The task | Check each line of the listing below for the word "this" and say how many lines have it. Nothing else should be written.

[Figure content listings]
····················
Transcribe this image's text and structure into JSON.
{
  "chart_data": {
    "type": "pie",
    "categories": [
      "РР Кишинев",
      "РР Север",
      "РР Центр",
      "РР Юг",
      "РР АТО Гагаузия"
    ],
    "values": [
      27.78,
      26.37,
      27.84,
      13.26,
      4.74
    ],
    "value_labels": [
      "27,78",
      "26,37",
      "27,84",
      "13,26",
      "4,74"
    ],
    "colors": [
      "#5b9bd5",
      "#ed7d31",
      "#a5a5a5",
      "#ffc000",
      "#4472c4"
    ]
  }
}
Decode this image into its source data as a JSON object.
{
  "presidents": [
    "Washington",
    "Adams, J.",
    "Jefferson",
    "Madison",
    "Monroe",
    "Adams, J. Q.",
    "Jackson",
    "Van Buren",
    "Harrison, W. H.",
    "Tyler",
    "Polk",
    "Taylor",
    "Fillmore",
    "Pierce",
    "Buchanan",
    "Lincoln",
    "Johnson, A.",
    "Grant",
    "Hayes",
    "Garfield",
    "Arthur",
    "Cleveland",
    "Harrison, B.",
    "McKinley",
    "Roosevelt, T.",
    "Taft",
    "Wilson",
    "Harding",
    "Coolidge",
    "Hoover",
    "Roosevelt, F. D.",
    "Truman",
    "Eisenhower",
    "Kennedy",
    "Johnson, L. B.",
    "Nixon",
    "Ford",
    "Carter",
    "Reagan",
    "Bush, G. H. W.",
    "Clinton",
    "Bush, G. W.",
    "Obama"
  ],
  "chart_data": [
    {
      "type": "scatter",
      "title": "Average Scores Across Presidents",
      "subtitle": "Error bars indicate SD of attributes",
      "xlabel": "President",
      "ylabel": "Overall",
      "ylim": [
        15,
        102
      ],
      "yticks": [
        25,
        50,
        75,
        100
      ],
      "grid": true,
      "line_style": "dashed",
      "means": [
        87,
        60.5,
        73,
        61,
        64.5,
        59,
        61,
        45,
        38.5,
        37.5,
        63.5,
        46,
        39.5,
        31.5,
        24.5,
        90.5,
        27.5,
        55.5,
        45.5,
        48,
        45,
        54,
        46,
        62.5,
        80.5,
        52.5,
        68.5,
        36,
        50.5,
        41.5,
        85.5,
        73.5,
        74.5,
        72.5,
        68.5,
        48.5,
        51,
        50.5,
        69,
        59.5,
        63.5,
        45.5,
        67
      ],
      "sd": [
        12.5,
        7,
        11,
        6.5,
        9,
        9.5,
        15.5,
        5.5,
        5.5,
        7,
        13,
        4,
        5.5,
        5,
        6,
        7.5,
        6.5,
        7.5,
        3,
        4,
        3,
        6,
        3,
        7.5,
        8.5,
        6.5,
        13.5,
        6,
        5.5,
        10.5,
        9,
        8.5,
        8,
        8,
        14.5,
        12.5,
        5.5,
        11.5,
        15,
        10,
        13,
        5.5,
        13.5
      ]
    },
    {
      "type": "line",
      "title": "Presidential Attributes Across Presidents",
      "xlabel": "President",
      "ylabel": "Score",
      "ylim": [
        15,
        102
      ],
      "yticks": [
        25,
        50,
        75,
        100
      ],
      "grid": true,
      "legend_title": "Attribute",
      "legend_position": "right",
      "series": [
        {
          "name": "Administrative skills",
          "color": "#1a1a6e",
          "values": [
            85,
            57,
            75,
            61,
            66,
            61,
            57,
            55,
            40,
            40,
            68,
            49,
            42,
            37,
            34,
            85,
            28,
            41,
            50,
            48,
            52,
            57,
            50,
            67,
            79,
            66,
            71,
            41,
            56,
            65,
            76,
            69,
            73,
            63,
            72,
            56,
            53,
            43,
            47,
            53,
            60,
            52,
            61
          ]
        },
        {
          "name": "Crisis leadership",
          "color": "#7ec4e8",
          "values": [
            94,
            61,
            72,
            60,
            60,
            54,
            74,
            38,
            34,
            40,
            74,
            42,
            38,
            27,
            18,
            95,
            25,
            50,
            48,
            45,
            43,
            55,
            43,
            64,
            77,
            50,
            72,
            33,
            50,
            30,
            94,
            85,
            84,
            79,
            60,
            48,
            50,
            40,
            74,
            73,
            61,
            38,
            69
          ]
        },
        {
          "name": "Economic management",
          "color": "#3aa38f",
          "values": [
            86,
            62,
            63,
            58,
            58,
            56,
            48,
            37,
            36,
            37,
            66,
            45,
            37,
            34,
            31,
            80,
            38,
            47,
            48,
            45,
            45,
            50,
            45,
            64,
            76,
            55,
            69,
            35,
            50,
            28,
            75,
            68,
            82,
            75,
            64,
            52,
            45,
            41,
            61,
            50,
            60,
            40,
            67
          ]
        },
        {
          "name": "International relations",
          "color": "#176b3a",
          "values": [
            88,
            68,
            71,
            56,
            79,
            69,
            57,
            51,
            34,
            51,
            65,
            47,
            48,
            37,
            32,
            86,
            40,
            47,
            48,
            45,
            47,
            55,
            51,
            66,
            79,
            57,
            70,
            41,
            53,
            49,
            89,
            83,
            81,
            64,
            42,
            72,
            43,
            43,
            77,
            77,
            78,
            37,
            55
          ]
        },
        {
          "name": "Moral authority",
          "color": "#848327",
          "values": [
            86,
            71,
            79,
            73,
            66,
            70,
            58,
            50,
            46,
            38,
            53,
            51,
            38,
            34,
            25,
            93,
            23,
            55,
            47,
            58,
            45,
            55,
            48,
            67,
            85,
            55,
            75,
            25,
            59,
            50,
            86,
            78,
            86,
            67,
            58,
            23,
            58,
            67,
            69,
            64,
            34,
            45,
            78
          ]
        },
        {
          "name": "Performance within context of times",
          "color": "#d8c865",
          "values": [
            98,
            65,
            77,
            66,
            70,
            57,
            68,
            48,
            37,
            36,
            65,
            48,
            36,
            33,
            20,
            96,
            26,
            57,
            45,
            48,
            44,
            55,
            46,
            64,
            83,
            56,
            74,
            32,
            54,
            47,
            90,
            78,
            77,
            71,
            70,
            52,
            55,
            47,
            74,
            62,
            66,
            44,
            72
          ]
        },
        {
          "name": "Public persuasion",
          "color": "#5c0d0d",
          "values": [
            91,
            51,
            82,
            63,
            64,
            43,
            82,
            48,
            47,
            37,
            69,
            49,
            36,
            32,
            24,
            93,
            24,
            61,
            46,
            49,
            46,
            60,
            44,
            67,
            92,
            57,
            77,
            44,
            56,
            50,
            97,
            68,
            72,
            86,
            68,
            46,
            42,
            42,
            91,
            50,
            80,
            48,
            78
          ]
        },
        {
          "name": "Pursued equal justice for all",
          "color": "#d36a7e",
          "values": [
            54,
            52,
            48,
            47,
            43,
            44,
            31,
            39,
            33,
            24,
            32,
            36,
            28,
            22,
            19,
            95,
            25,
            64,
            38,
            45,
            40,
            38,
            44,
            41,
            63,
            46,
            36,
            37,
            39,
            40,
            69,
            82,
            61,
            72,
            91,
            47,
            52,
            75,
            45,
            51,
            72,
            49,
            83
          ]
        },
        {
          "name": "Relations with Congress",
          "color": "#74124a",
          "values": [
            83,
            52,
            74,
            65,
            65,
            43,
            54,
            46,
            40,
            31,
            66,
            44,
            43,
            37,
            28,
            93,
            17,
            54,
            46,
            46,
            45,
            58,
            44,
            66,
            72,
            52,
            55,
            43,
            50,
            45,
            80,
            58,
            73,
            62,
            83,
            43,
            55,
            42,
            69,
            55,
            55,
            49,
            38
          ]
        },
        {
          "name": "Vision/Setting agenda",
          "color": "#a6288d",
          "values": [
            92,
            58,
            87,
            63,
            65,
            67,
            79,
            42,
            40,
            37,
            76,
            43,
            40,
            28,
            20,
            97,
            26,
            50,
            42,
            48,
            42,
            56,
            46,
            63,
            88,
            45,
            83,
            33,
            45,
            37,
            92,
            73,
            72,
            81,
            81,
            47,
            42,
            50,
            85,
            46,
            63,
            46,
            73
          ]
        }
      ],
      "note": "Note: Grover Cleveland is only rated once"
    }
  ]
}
····················
Expected answer | 2